### ROWS
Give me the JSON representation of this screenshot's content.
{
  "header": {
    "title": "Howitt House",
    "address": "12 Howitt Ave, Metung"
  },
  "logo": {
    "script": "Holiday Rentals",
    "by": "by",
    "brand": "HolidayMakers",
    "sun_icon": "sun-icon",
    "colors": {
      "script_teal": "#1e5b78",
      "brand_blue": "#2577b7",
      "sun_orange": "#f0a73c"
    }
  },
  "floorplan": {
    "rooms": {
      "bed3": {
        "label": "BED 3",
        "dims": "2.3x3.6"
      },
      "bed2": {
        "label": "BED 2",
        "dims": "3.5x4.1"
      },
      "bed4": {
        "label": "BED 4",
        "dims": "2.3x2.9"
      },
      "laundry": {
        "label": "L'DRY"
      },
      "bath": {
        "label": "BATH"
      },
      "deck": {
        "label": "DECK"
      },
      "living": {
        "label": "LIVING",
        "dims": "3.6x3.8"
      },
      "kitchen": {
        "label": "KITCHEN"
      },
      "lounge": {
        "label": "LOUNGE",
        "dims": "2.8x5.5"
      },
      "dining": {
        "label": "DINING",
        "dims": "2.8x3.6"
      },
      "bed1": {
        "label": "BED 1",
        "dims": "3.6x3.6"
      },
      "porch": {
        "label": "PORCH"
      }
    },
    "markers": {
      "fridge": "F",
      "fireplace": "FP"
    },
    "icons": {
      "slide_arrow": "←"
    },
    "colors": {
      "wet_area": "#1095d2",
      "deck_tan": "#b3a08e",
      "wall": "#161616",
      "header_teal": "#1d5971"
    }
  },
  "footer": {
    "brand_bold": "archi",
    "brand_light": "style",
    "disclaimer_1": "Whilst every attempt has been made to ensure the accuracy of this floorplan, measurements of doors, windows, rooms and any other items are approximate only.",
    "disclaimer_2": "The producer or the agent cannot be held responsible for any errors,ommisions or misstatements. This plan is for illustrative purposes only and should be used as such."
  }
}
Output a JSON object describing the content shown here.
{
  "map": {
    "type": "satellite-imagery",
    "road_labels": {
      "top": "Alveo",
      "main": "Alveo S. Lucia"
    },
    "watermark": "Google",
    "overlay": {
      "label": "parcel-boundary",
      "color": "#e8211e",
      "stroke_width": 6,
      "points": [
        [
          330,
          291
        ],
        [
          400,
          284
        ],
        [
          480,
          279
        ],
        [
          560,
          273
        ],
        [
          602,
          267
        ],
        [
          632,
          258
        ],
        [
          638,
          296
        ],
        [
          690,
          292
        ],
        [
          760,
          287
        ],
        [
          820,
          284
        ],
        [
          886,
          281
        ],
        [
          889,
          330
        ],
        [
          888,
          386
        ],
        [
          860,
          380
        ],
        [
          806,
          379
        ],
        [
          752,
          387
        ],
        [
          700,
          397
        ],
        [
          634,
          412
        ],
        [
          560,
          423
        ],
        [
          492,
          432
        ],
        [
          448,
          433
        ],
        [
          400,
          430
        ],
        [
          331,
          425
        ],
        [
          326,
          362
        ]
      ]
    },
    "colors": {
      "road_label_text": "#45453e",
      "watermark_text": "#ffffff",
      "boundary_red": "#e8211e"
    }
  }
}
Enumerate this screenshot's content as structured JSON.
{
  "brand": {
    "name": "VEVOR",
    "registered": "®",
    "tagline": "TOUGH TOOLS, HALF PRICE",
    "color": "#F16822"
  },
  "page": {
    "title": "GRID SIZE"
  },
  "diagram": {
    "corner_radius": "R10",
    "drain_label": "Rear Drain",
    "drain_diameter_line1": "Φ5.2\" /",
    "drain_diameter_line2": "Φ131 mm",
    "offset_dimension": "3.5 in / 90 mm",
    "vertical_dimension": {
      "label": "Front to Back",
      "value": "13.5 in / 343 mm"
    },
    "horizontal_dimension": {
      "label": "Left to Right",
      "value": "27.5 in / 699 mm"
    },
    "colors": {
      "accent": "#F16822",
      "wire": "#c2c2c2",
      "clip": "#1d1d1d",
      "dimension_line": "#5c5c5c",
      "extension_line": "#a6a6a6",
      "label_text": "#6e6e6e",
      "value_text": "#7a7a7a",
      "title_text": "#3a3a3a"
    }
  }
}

### TASK DESCRIPTION
Pull out all lines from the entries above in which the word "floorplan" appears.

### OUTPUT
  "floorplan": {
    "disclaimer_1": "Whilst every attempt has been made to ensure the accuracy of this floorplan, measurements of doors, windows, rooms and any other items are approximate only.",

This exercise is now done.